Entries with figure data
BEGIN

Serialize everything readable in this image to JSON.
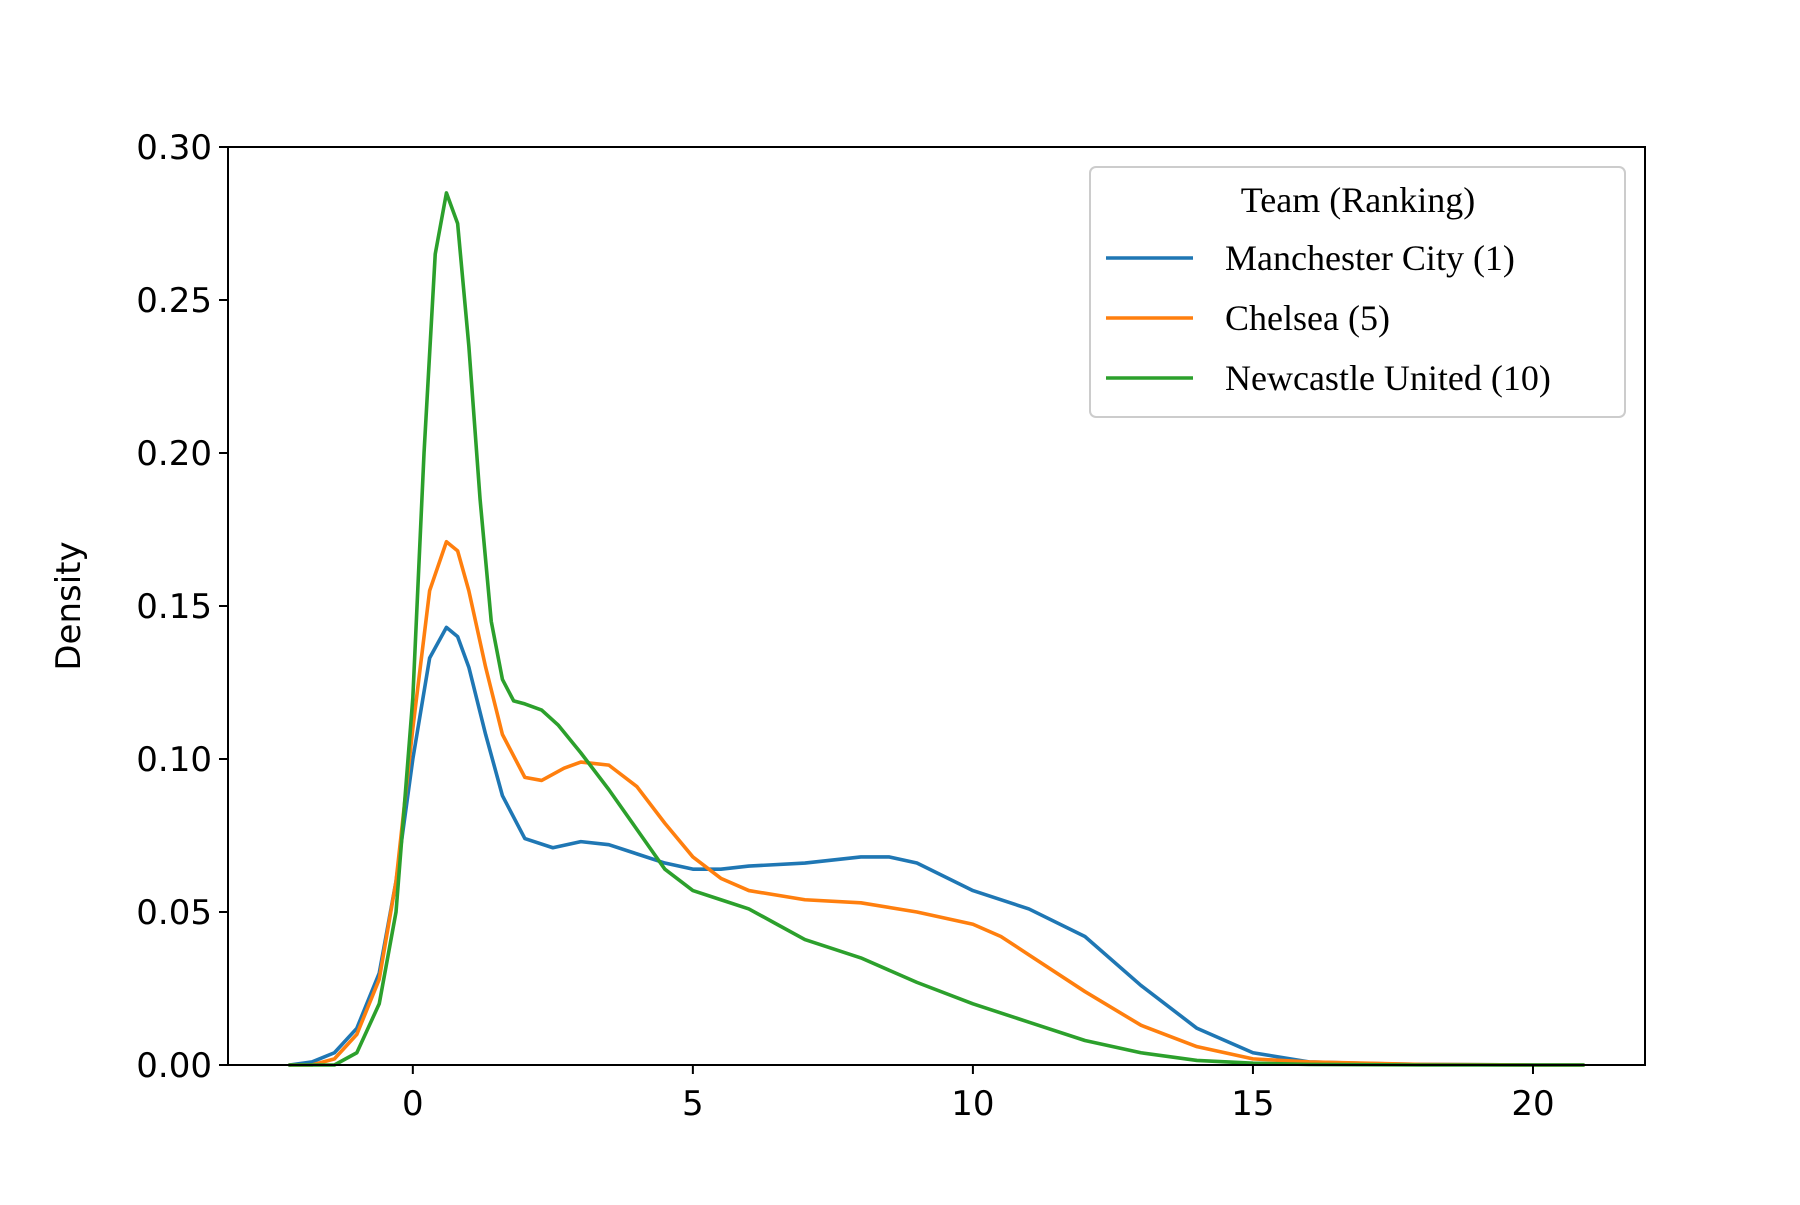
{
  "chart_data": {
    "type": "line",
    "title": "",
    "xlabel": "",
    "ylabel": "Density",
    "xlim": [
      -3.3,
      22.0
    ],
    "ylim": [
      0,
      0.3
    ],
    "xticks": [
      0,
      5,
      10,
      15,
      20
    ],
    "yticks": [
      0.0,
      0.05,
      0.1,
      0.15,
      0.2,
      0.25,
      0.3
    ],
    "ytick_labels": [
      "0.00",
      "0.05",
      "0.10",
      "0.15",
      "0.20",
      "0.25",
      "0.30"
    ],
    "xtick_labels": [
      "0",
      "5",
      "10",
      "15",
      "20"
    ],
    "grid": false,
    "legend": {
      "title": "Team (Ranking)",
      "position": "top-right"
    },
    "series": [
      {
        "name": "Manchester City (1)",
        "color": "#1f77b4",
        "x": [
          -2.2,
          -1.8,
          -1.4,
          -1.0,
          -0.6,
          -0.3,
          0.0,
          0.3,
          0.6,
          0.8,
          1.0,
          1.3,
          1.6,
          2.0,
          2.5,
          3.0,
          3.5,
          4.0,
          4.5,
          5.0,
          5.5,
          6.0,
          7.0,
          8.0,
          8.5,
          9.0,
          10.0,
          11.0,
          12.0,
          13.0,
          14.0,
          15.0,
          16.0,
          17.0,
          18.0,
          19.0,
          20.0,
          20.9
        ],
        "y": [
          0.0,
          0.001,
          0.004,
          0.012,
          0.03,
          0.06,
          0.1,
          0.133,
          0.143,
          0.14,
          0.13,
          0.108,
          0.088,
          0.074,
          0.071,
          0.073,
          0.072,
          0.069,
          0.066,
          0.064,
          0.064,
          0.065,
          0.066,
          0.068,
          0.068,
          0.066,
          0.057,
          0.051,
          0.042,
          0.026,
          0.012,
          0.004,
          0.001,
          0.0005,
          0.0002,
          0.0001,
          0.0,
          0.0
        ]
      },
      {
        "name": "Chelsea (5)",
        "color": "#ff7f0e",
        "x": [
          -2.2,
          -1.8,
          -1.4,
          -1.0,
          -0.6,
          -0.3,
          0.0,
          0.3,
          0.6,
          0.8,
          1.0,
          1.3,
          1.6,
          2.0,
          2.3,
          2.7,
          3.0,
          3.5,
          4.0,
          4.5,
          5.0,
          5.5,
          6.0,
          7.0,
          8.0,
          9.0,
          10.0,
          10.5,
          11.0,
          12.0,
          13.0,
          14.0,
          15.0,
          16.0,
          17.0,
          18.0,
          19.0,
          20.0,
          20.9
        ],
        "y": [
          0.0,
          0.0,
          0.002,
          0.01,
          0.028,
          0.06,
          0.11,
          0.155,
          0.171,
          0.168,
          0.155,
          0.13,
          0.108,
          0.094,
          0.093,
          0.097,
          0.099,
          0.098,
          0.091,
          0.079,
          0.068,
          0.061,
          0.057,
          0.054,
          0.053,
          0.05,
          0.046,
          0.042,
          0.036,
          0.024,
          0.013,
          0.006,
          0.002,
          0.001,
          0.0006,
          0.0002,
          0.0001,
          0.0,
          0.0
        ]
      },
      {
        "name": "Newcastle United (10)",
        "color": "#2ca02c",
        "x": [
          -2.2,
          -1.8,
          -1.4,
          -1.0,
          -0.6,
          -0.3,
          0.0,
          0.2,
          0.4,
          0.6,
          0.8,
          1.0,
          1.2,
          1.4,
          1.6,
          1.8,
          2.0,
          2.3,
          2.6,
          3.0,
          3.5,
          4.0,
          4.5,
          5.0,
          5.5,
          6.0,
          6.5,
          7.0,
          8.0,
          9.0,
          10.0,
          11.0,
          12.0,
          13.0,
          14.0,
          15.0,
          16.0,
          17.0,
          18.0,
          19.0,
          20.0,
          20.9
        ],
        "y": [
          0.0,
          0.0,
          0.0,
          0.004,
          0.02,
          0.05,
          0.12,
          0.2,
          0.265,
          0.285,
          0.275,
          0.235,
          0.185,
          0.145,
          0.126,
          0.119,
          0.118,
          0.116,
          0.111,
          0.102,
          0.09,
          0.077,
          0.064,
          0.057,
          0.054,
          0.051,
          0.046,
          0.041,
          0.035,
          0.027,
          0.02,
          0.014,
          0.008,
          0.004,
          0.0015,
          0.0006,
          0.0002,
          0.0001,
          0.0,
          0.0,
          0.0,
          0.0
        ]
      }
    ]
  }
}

END
BEGIN

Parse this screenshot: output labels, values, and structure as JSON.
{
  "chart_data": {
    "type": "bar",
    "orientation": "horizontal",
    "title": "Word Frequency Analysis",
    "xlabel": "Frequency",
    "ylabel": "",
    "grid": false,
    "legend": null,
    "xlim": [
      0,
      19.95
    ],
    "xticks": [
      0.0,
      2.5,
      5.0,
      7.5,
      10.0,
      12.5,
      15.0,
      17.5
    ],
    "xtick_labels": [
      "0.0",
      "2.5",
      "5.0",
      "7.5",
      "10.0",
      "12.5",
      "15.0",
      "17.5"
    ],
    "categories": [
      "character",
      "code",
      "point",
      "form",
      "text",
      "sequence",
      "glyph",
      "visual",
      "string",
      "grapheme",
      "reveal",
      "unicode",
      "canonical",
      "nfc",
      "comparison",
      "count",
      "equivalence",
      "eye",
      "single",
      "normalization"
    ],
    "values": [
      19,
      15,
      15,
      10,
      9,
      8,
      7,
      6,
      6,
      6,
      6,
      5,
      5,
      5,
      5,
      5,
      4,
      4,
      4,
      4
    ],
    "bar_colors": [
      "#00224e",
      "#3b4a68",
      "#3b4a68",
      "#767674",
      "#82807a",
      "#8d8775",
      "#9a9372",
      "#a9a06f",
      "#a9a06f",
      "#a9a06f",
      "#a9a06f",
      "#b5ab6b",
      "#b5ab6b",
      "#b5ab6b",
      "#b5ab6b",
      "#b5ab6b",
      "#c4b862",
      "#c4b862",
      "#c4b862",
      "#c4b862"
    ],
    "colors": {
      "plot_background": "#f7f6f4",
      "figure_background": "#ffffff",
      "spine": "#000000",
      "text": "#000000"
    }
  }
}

END

- **Task requirements**:
Only lines with the string "JSON" belong in your answer; copy each one.

- **Result of the task**:
Serialize everything readable in this image to JSON.
Parse this screenshot: output labels, values, and structure as JSON.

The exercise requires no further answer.